> [TASK GOAL] Continue the forum thread below about how long it takes to eject water from a syringe-like cylinder, starting right after its last sentence.

> [READING PASSAGE]
# Calculating time to eject liquid from cylinder with nozzle

## Main Question or Discussion Point

Say I have a device that looks like a large syringe, filled with some liquid (water). On the "plunger" side I have a flat plate say, that holds the water in the cylinder. On the "nozzle" side, the water is hold in by some cover. I eject the water by striking the flat plate with a weight of mass "m" moving at a velocity "v" (which knocks off the cover). Say the plate is of diameter "D" and the nozzle is of diameter "d". Is it possible to calculate the time it takes to eject all the water from the cylinder. Does it depend on the viscosity?

Roger

Related General Engineering News on Phys.org
FredGarvin
Sure. It all depends on how in depth you want to get. As a first, very rough pass, you can simply use continuity to calculate the volumetric flow rate.

If the plate is moving with $$V$$ velocity (and you can make the assumption that the fluid is moving with the same velocity) and the large area has an area of $$a$$ then the volumetric flow $$Q$$ in that section is
$$Q=V*a$$

Through continuity that is how much should be flowing out of the nozzle section. To calculate the time, divide the volume of the syringe by the volumetric flow rate.

Again, this is a very rough approximation. You can get pretty complicated if you want.

How does the mass of the weight, and the fact that it impacts the "syringe" affect the calculation?

AlephZero
Homework Helper
Assuming the syringe is rigid and rigidly fixed to something, and the fluid is incompressible, when the mass hits the plate it decelerates rapidly. The force which decelerates it will produce a high pressure in the fluid. That will knock off the cap and force some fluid through the nozzle.

However this seems a very inefficient way to try to empty the syringe (assuming it's horizontal and gravity is irrelevant). The reason is that to keep the flow going, the flow through the nozzle must be faster than the flow down the syringe (the area is smaller, so the velocity must be higher to move the same volume of fluid per second). So you need to accelerate the fluid through the nozzle. To do that you need to maintain some pressure inside the syringe for the whole time it is emptying.

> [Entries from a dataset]
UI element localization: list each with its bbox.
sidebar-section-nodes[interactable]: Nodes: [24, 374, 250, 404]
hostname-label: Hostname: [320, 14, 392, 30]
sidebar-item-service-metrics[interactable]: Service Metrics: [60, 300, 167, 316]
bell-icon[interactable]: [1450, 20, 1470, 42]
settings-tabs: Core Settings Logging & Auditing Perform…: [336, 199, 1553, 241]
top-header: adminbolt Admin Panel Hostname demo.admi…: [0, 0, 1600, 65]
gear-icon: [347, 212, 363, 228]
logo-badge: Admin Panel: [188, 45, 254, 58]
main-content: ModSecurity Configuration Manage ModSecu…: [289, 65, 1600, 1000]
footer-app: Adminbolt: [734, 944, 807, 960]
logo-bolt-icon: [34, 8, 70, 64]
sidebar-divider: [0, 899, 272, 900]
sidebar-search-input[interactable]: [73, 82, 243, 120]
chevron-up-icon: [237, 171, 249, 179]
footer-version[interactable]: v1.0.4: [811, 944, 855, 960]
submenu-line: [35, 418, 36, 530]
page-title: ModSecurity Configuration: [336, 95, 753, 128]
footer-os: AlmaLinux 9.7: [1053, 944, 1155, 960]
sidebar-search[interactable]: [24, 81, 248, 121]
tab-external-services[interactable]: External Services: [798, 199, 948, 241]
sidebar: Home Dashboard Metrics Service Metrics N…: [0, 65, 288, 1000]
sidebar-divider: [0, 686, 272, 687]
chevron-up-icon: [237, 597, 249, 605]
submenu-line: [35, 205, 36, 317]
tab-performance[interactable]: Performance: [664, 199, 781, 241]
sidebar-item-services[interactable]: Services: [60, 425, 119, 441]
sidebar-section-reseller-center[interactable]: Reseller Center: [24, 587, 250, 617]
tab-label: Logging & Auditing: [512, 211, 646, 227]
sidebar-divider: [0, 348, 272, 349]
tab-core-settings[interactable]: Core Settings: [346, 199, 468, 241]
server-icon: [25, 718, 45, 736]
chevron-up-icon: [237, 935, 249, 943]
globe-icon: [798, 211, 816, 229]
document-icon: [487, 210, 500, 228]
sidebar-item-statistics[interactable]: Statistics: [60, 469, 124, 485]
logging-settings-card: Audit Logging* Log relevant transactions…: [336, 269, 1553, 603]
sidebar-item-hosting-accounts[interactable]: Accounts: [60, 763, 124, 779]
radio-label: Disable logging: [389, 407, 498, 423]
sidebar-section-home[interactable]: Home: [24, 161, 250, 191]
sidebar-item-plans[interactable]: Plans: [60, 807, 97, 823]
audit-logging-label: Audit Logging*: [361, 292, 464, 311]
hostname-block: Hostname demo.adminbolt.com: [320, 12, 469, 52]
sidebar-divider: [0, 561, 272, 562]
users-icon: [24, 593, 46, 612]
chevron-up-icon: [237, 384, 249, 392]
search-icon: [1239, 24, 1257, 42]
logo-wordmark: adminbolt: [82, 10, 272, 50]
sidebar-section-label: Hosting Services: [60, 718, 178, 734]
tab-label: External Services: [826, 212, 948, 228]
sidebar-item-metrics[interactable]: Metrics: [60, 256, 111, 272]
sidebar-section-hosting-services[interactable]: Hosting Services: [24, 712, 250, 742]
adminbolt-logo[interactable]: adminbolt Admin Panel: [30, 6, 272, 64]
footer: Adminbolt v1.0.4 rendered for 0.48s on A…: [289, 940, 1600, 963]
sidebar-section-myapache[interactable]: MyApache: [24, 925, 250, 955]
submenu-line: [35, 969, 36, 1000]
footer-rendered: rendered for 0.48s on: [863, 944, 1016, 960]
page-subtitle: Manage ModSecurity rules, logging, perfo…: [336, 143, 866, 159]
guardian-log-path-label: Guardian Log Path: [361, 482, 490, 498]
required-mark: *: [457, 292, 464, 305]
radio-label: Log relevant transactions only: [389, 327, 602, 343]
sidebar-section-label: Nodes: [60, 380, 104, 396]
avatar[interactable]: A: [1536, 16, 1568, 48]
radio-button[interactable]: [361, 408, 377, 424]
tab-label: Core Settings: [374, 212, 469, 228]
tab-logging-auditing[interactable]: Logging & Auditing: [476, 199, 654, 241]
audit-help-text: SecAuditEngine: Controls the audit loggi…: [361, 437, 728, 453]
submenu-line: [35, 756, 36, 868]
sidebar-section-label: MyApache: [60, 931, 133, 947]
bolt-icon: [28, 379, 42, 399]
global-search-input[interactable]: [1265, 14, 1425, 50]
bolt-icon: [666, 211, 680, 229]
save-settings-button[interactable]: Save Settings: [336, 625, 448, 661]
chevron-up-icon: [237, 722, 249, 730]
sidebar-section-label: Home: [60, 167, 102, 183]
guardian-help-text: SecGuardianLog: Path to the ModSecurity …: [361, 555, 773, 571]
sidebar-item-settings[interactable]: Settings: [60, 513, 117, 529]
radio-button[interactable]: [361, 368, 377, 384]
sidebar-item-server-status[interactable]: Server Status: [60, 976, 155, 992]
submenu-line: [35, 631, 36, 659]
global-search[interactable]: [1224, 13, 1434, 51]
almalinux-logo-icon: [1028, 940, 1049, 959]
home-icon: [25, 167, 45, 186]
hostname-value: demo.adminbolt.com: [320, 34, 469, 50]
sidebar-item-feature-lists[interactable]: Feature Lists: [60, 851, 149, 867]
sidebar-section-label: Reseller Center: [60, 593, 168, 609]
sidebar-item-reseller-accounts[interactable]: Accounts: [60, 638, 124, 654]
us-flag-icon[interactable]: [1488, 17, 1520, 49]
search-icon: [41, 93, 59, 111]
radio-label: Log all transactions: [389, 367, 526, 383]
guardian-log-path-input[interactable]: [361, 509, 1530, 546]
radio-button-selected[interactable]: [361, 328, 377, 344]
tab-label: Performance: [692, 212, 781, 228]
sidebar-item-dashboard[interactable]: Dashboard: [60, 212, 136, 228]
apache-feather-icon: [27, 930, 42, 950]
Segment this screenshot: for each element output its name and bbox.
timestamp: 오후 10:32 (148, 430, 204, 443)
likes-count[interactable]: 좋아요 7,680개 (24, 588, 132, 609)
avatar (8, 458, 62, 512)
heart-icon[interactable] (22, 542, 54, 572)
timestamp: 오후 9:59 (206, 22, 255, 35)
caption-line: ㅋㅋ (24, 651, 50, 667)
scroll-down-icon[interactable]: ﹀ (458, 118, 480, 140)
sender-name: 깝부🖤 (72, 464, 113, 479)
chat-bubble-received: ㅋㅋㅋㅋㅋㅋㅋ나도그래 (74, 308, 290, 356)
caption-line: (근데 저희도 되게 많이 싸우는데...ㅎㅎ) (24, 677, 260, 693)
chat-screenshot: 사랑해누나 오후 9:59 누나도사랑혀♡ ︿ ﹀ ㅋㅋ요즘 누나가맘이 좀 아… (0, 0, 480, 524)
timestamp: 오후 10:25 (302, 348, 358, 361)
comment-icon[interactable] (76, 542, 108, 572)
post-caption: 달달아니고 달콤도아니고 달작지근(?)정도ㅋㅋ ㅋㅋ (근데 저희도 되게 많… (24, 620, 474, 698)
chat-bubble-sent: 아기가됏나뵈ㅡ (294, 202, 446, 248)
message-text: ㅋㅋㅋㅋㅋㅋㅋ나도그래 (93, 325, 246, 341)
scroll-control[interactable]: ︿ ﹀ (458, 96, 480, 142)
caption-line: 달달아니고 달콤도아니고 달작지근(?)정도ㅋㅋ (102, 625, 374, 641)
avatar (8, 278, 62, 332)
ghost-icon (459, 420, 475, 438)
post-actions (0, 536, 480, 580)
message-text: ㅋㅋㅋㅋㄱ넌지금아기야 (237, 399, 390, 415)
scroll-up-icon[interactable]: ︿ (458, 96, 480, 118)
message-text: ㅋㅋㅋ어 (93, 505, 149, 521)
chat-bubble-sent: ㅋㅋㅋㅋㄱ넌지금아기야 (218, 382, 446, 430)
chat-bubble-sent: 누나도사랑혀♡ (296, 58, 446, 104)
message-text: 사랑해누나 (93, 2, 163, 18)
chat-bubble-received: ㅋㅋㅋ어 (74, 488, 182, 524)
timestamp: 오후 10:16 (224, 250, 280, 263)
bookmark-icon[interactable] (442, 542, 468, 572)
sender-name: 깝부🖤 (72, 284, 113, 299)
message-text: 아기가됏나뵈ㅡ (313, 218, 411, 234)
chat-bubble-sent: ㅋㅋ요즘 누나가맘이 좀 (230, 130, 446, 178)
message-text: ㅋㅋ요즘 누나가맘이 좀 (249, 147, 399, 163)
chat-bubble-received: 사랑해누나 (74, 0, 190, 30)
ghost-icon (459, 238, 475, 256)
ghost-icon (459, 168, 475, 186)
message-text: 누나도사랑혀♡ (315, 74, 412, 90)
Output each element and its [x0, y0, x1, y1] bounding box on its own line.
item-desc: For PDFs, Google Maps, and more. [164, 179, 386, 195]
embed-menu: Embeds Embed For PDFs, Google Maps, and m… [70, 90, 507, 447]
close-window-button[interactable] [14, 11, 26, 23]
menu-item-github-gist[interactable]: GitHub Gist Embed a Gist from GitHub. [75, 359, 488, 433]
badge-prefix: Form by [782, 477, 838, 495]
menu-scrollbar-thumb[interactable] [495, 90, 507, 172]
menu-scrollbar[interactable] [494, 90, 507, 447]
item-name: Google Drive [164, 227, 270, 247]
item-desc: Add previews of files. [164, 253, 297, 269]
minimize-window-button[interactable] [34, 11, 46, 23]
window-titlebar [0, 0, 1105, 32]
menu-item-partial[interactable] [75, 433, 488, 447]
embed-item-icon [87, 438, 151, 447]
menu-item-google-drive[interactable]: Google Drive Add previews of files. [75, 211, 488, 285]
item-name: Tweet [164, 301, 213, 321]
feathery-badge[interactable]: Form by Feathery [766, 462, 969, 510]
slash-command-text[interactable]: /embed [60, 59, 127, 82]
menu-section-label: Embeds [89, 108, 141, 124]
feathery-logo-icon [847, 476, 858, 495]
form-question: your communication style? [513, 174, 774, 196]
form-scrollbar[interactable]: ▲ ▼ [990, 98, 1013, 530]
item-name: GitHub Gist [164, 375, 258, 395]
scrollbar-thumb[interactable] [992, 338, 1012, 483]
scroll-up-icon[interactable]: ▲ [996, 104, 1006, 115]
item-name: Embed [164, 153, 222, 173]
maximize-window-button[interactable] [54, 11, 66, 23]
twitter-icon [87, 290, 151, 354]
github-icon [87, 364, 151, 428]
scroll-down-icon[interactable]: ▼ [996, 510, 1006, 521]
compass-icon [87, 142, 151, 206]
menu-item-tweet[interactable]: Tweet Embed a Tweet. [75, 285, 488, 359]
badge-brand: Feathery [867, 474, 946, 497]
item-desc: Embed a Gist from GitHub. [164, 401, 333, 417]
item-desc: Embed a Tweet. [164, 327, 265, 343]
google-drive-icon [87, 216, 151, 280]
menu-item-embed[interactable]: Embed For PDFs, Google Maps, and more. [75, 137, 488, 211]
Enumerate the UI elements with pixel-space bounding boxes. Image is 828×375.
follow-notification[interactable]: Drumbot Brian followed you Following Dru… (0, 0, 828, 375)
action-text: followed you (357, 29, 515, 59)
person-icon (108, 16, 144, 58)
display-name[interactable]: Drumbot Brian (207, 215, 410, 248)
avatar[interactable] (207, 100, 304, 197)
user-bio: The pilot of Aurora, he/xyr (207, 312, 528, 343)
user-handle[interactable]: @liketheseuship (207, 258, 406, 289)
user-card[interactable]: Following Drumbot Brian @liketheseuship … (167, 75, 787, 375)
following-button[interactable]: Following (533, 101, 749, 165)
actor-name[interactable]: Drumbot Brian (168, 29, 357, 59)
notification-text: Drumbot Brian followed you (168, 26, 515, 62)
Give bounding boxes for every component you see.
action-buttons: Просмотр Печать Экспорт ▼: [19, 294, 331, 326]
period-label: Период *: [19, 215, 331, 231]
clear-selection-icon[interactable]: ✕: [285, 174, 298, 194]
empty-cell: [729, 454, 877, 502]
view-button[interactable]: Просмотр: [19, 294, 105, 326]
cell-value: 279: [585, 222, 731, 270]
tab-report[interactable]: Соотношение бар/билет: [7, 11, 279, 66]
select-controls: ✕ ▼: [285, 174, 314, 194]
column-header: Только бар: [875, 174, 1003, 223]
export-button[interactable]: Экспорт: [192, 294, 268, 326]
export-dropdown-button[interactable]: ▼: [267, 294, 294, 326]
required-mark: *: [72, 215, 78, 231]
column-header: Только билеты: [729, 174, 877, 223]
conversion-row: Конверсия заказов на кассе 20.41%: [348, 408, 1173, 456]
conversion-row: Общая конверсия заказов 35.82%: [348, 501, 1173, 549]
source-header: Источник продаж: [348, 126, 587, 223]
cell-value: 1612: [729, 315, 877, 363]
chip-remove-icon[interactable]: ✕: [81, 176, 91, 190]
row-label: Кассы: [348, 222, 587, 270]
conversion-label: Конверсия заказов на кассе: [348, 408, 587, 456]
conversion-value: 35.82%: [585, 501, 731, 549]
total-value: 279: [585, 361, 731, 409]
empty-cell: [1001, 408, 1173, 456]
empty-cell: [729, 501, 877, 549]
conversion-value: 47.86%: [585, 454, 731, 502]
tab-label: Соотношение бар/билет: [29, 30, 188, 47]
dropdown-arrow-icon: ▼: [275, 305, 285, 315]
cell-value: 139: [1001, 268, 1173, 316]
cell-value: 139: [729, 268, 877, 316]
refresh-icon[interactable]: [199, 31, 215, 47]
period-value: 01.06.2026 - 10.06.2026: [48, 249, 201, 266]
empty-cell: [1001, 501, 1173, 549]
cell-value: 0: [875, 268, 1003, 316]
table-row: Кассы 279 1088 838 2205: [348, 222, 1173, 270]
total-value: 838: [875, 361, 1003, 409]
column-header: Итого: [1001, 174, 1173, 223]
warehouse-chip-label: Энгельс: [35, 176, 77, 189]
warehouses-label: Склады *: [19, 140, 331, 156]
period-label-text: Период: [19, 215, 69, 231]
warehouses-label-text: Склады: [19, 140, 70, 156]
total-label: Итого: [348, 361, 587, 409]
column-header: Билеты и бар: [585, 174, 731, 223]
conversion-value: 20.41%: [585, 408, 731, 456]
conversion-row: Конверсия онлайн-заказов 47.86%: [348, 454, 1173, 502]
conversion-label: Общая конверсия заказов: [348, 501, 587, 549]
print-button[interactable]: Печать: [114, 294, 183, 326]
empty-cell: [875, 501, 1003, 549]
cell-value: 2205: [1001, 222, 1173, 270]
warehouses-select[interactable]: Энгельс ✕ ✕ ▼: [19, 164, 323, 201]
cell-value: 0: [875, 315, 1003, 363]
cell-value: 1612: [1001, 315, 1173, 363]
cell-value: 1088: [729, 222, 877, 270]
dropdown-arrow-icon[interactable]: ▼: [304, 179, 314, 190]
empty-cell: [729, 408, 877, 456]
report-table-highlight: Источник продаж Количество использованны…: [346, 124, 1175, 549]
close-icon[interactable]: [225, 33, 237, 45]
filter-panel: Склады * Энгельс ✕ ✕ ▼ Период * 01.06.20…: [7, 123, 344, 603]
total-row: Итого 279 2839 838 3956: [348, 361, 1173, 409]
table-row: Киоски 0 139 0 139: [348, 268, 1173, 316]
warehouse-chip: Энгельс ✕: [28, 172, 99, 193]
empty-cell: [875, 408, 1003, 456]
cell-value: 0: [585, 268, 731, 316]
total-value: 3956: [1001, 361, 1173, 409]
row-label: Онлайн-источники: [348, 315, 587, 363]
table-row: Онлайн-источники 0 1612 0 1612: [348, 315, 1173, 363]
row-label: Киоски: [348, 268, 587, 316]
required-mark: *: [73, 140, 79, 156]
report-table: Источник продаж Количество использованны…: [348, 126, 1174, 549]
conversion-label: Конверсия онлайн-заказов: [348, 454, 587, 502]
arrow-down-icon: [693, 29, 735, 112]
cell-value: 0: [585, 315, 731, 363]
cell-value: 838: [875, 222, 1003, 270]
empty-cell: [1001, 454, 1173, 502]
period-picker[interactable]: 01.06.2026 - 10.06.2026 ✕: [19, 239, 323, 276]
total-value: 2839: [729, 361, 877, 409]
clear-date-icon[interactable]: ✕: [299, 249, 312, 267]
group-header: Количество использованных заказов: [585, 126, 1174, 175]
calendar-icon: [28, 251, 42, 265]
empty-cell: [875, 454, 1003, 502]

> [ANSWER TO THIS PROBLEM]
I expect what would actually happen is that as soon as a small amount of liquid flows out, the pressure in the syringe will drop to zero and the flow will stop.

The fix for this would seem to be using a bigger mass (probably much bigger than the mass of the fluid inside the syringe) but then the initial impact would produce a very high pressure that might burst the syringe rather than producing the flow you want.

Playing with a toy syringe will show that you need a steady (and fairly small) force for the whole time the syringe is emptying, not a big force for a short time.

If the "syringe" is really just a cylinder with two end caps but no nozzle, then the need to maintain the pressure goes away. In that case you could calculate the time to empty the fluid farly well using conservation of momentum - the same as school physics impact problems. The initial pressure pulse during the impact should be high enough to knock the cap off. You would have do design it so the "plate+mass" could travel down the syringe like a piston (without too much friction) to push the fluid out.

Well actually I was looking at this system as a "brake" for the weight, where the "syringe" would slow it down to a standstill. So if seen in that light, what you say is good I guess. So I want to calculate the time for the weight to come to a stop.

Why not use a piston damper in a viscous fluid?

AlephZero
Homework Helper
Unless ejecting the fluid is an important part of what the device does, then buying a ready made damper (shock absorber) would be a better plan than trying to design one from scratch.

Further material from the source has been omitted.